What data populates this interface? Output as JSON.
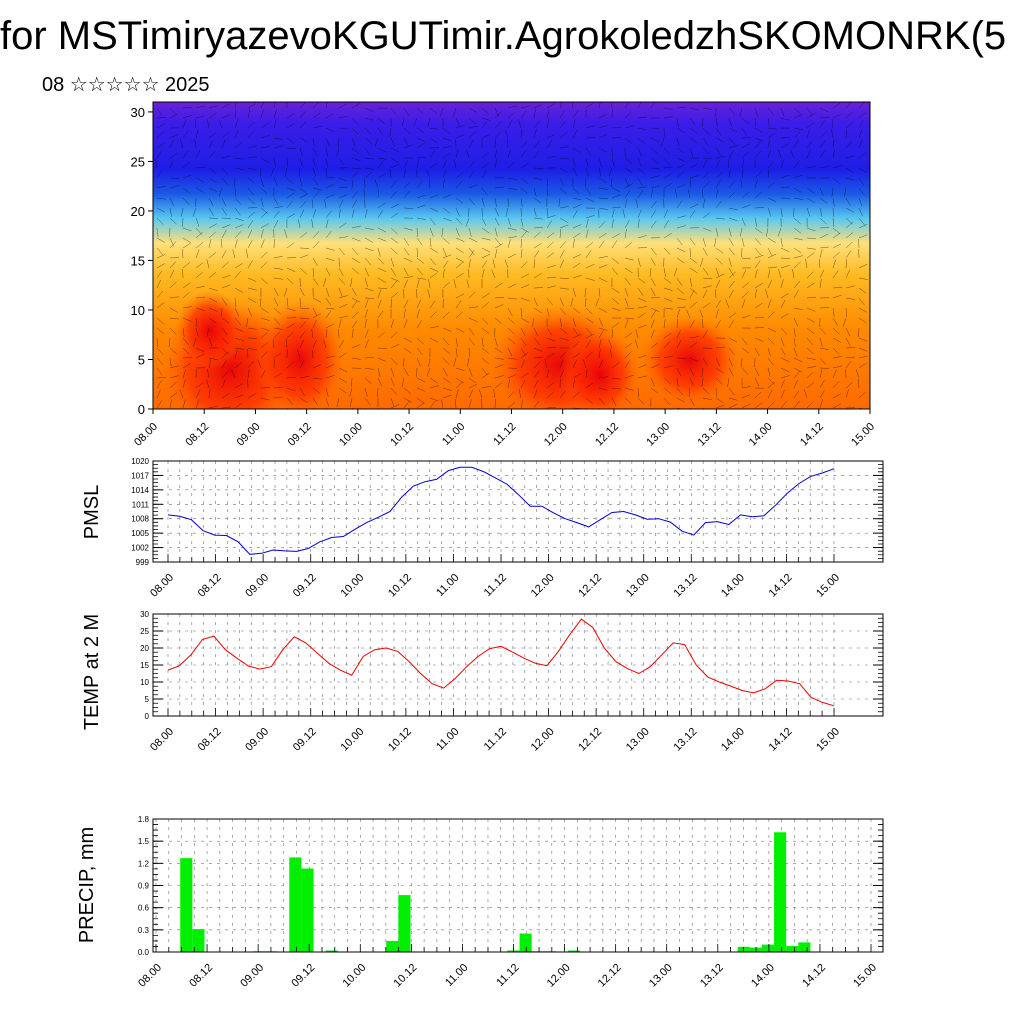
{
  "header": {
    "title": "for MSTimiryazevoKGUTimir.AgrokoledzhSKOMONRK(5",
    "date": "08 ☆☆☆☆☆ 2025"
  },
  "chart_data": [
    {
      "type": "heatmap",
      "title": "",
      "xlabel": "",
      "ylabel": "",
      "xticks": [
        "08.00",
        "08.12",
        "09.00",
        "09.12",
        "10.00",
        "10.12",
        "11.00",
        "11.12",
        "12.00",
        "12.12",
        "13.00",
        "13.12",
        "14.00",
        "14.12",
        "15.00"
      ],
      "yticks": [
        0,
        5,
        10,
        15,
        20,
        25,
        30
      ],
      "ylim": [
        0,
        31
      ],
      "colors": [
        "#e8000b",
        "#ff8a00",
        "#ffd84a",
        "#5ac8f0",
        "#1e1ee6",
        "#6a20d8"
      ]
    },
    {
      "type": "line",
      "ylabel": "PMSL",
      "ylim": [
        999,
        1020
      ],
      "yticks": [
        999,
        1002,
        1005,
        1008,
        1011,
        1014,
        1017,
        1020
      ],
      "xticks": [
        "08.00",
        "08.12",
        "09.00",
        "09.12",
        "10.00",
        "10.12",
        "11.00",
        "11.12",
        "12.00",
        "12.12",
        "13.00",
        "13.12",
        "14.00",
        "14.12",
        "15.00"
      ],
      "grid": true,
      "color": "#0000cc",
      "values": [
        1008.8,
        1008.5,
        1007.8,
        1005.5,
        1004.6,
        1004.5,
        1003.2,
        1000.6,
        1000.8,
        1001.5,
        1001.3,
        1001.2,
        1001.8,
        1003.2,
        1004.1,
        1004.3,
        1005.8,
        1007.2,
        1008.3,
        1009.5,
        1012.5,
        1014.8,
        1015.7,
        1016.2,
        1018.0,
        1018.7,
        1018.7,
        1017.8,
        1016.5,
        1015.2,
        1013.0,
        1010.6,
        1010.6,
        1009.2,
        1008.0,
        1007.2,
        1006.3,
        1007.8,
        1009.3,
        1009.5,
        1008.8,
        1007.9,
        1008.0,
        1007.3,
        1005.4,
        1004.6,
        1007.2,
        1007.4,
        1006.8,
        1008.8,
        1008.4,
        1008.6,
        1010.8,
        1013.3,
        1015.3,
        1016.8,
        1017.5,
        1018.4
      ]
    },
    {
      "type": "line",
      "ylabel": "TEMP at 2 M",
      "ylim": [
        0,
        30
      ],
      "yticks": [
        0,
        5,
        10,
        15,
        20,
        25,
        30
      ],
      "xticks": [
        "08.00",
        "08.12",
        "09.00",
        "09.12",
        "10.00",
        "10.12",
        "11.00",
        "11.12",
        "12.00",
        "12.12",
        "13.00",
        "13.12",
        "14.00",
        "14.12",
        "15.00"
      ],
      "grid": true,
      "color": "#ee0000",
      "values": [
        13.5,
        14.8,
        18.0,
        22.5,
        23.5,
        19.5,
        17.0,
        14.7,
        13.8,
        14.5,
        19.5,
        23.3,
        21.5,
        18.5,
        15.5,
        13.5,
        12.0,
        17.5,
        19.5,
        20.0,
        19.0,
        16.0,
        12.5,
        9.5,
        8.2,
        11.0,
        14.5,
        17.5,
        19.8,
        20.5,
        18.8,
        17.0,
        15.5,
        14.8,
        19.0,
        24.0,
        28.5,
        26.0,
        20.0,
        16.0,
        14.0,
        12.5,
        14.5,
        18.0,
        21.5,
        21.0,
        15.0,
        11.5,
        10.0,
        8.8,
        7.5,
        6.8,
        8.0,
        10.5,
        10.3,
        9.5,
        5.5,
        4.0,
        3.0
      ]
    },
    {
      "type": "bar",
      "ylabel": "PRECIP, mm",
      "ylim": [
        0,
        1.8
      ],
      "yticks": [
        "0.0",
        "0.3",
        "0.6",
        "0.9",
        "1.2",
        "1.5",
        "1.8"
      ],
      "xticks": [
        "08.00",
        "08.12",
        "09.00",
        "09.12",
        "10.00",
        "10.12",
        "11.00",
        "11.12",
        "12.00",
        "12.12",
        "13.00",
        "13.12",
        "14.00",
        "14.12",
        "15.00"
      ],
      "grid": true,
      "color": "#00ee00",
      "values": [
        0,
        0,
        1.27,
        0.31,
        0,
        0,
        0,
        0,
        0.01,
        0.01,
        0,
        1.28,
        1.13,
        0,
        0.02,
        0,
        0,
        0,
        0,
        0.15,
        0.77,
        0,
        0,
        0,
        0,
        0,
        0,
        0,
        0,
        0.02,
        0.25,
        0.01,
        0.01,
        0,
        0.02,
        0,
        0,
        0,
        0,
        0,
        0,
        0,
        0,
        0,
        0,
        0,
        0,
        0,
        0.07,
        0.06,
        0.1,
        1.62,
        0.08,
        0.13,
        0,
        0,
        0,
        0,
        0
      ]
    }
  ]
}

*-*-*

WORK TO COMPLETE:
The word "ylabel" may appear on some lines of these records; state how many such lines there are, and nothing else.

FULL RESPONSE:
4